#### Items ####

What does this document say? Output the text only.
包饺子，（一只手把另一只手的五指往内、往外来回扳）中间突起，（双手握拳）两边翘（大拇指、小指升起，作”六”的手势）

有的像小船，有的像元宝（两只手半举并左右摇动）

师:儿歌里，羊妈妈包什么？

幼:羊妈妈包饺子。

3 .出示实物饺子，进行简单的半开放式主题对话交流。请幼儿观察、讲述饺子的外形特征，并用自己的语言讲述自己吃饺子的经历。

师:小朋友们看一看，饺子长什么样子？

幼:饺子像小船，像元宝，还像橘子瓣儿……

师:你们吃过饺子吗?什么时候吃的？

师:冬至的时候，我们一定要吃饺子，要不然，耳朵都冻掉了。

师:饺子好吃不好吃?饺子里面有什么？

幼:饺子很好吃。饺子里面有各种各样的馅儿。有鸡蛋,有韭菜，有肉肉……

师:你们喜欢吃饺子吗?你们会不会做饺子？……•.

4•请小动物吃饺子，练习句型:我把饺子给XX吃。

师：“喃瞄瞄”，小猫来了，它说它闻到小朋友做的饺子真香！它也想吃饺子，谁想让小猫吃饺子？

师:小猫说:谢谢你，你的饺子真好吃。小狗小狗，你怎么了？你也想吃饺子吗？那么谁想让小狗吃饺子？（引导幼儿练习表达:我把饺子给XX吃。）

####

Short problem.
All the data must be duplicated exactly, with nothing added or removed.

Task output.
What does this document say? Output the text only.
包饺子，（一只手把另一只手的五指往内、往外来回扳）中间突起，（双手握拳）两边翘（大拇指、小指升起，作”六”的手势）

有的像小船，有的像元宝（两只手半举并左右摇动）

师:儿歌里，羊妈妈包什么？

幼:羊妈妈包饺子。

3 .出示实物饺子，进行简单的半开放式主题对话交流。请幼儿观察、讲述饺子的外形特征，并用自己的语言讲述自己吃饺子的经历。

师:小朋友们看一看，饺子长什么样子？

幼:饺子像小船，像元宝，还像橘子瓣儿……

师:你们吃过饺子吗?什么时候吃的？

师:冬至的时候，我们一定要吃饺子，要不然，耳朵都冻掉了。

师:饺子好吃不好吃?饺子里面有什么？

幼:饺子很好吃。饺子里面有各种各样的馅儿。有鸡蛋,有韭菜，有肉肉……

师:你们喜欢吃饺子吗?你们会不会做饺子？……•.

4•请小动物吃饺子，练习句型:我把饺子给XX吃。

师：“喃瞄瞄”，小猫来了，它说它闻到小朋友做的饺子真香！它也想吃饺子，谁想让小猫吃饺子？

师:小猫说:谢谢你，你的饺子真好吃。小狗小狗，你怎么了？你也想吃饺子吗？那么谁想让小狗吃饺子？（引导幼儿练习表达:我把饺子给XX吃。）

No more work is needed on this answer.